Sort through the data and copy the lines holding the word "Gerotor".

--- BEGIN ---

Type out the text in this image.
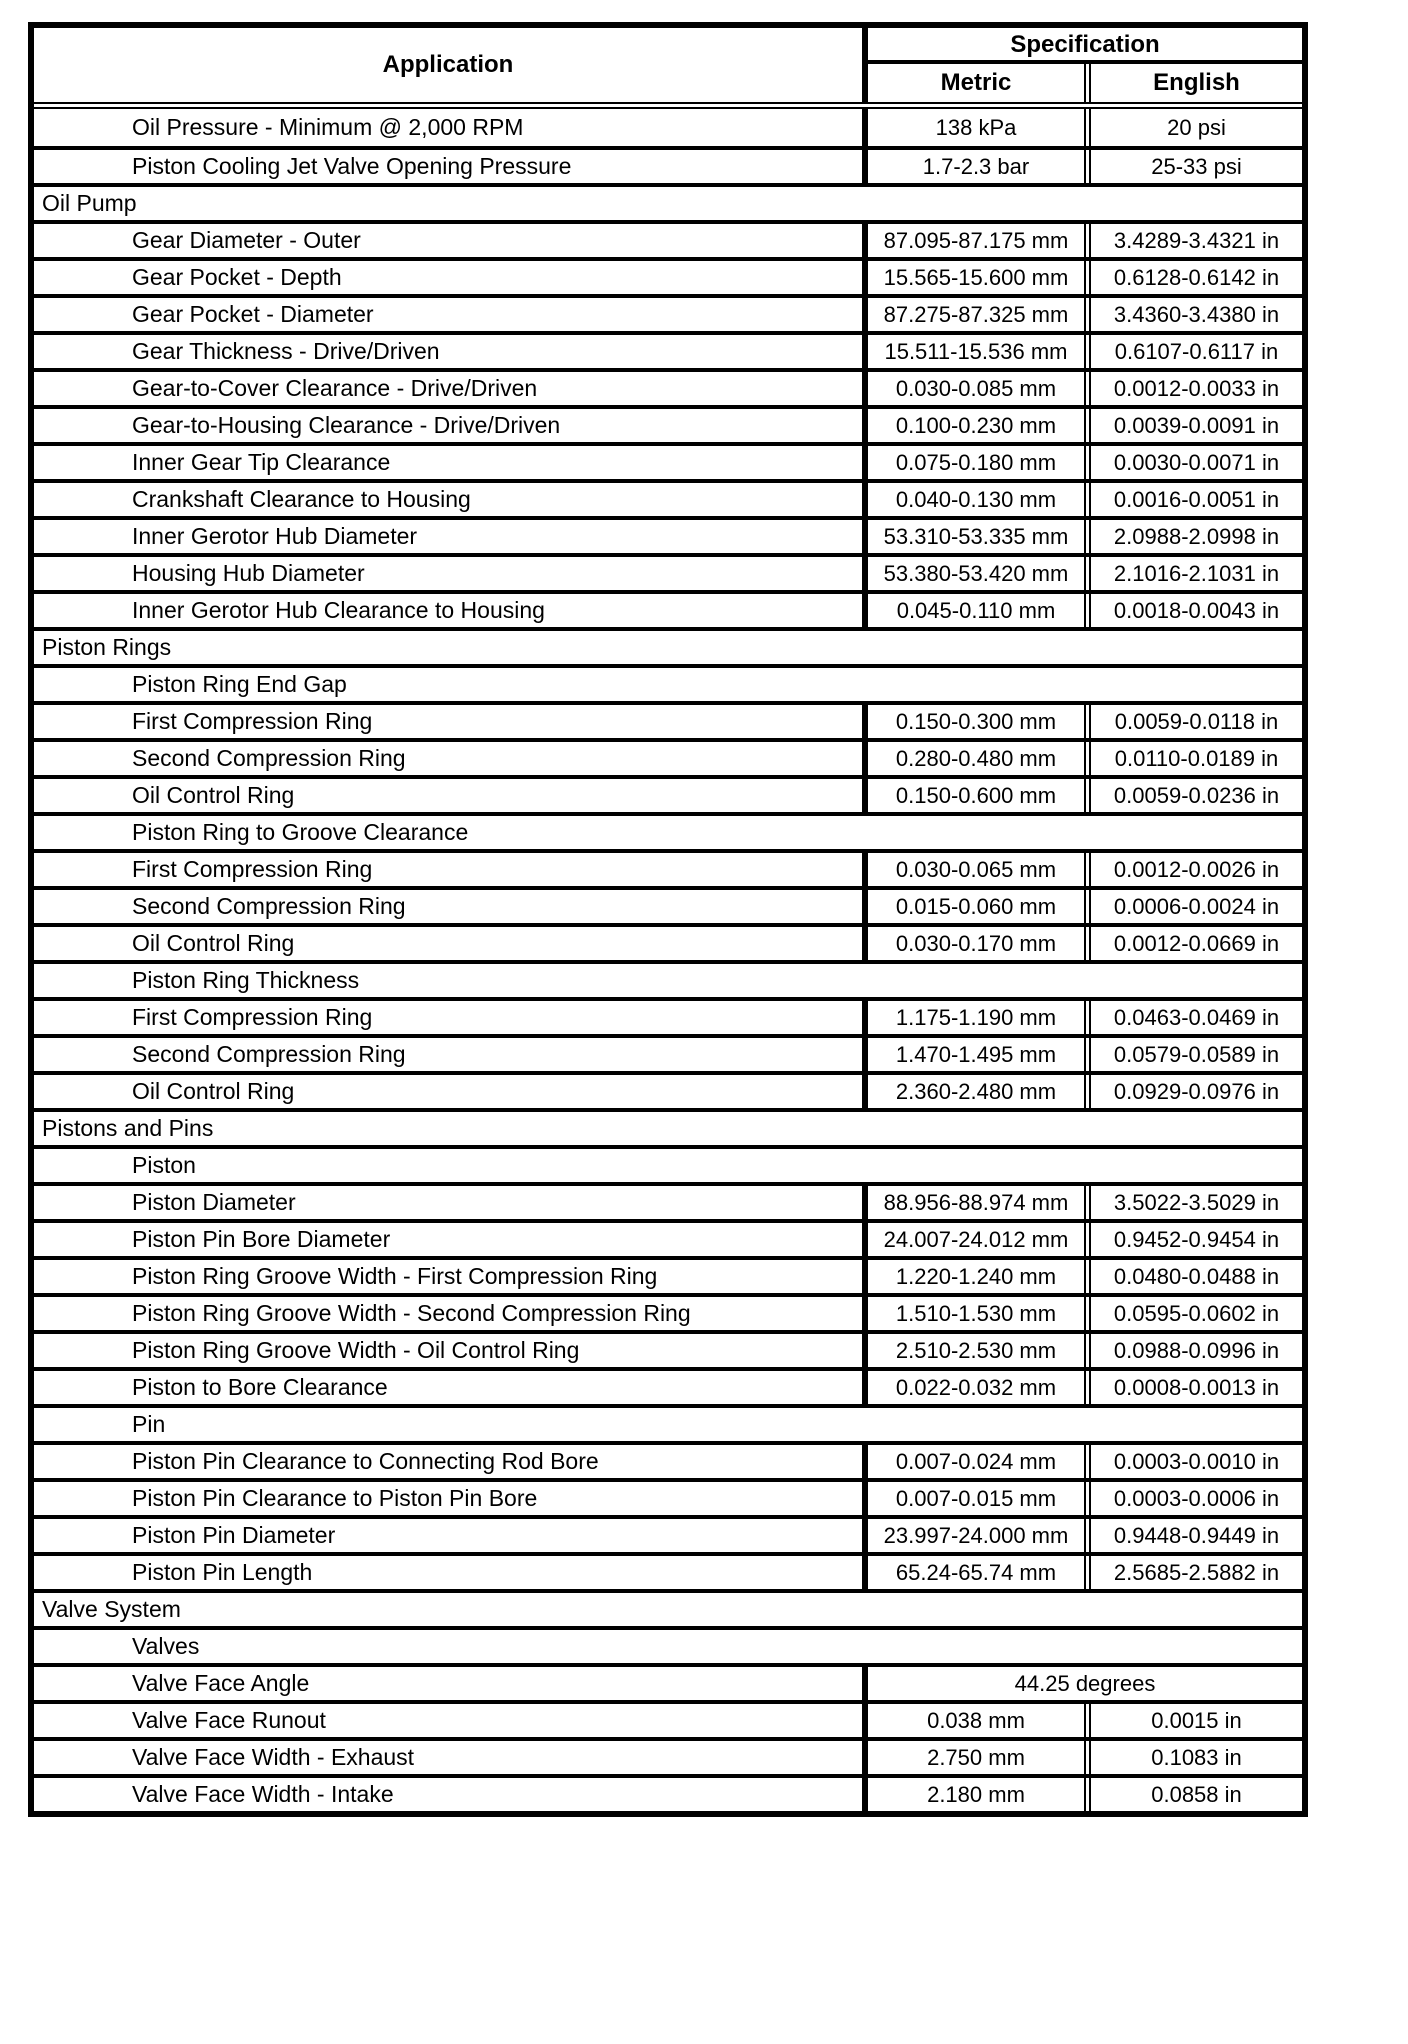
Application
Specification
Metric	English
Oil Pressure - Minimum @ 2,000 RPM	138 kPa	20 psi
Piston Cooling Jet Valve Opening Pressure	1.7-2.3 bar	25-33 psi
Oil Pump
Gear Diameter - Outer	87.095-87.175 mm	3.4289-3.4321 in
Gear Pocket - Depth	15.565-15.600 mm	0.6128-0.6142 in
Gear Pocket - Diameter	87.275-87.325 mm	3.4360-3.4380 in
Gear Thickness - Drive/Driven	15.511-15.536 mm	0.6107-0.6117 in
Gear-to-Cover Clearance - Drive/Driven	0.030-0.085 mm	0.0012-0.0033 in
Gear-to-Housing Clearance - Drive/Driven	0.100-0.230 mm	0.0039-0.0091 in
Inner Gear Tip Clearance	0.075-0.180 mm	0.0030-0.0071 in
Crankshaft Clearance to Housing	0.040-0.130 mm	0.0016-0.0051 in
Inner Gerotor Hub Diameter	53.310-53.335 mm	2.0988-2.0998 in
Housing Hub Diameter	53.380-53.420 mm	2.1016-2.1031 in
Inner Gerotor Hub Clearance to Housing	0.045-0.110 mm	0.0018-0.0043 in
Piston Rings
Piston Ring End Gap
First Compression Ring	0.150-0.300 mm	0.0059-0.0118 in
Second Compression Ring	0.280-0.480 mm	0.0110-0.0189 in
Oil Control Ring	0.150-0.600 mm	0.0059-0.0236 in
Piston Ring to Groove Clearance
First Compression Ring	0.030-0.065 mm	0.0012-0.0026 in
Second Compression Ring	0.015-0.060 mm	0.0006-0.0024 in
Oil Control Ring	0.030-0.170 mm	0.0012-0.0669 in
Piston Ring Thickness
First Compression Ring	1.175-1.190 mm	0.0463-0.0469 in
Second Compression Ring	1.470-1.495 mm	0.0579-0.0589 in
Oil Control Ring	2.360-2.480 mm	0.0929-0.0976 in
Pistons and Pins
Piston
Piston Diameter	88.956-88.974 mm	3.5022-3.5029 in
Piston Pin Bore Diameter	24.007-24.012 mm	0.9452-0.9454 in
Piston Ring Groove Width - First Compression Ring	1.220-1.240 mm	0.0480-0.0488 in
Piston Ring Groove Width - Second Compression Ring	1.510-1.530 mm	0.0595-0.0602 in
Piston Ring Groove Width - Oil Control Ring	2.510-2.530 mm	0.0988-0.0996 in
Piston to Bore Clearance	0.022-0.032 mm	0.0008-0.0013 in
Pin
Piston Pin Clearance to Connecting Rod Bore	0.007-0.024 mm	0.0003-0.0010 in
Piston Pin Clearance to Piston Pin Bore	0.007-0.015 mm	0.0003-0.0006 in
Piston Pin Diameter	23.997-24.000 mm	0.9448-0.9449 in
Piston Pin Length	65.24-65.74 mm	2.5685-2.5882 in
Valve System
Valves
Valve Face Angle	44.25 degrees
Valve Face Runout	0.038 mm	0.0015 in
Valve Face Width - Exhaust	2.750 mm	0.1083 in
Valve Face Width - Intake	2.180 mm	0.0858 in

--- END ---

Solution for this exercise -
Inner Gerotor Hub Diameter	53.310-53.335 mm	2.0988-2.0998 in
Inner Gerotor Hub Clearance to Housing	0.045-0.110 mm	0.0018-0.0043 in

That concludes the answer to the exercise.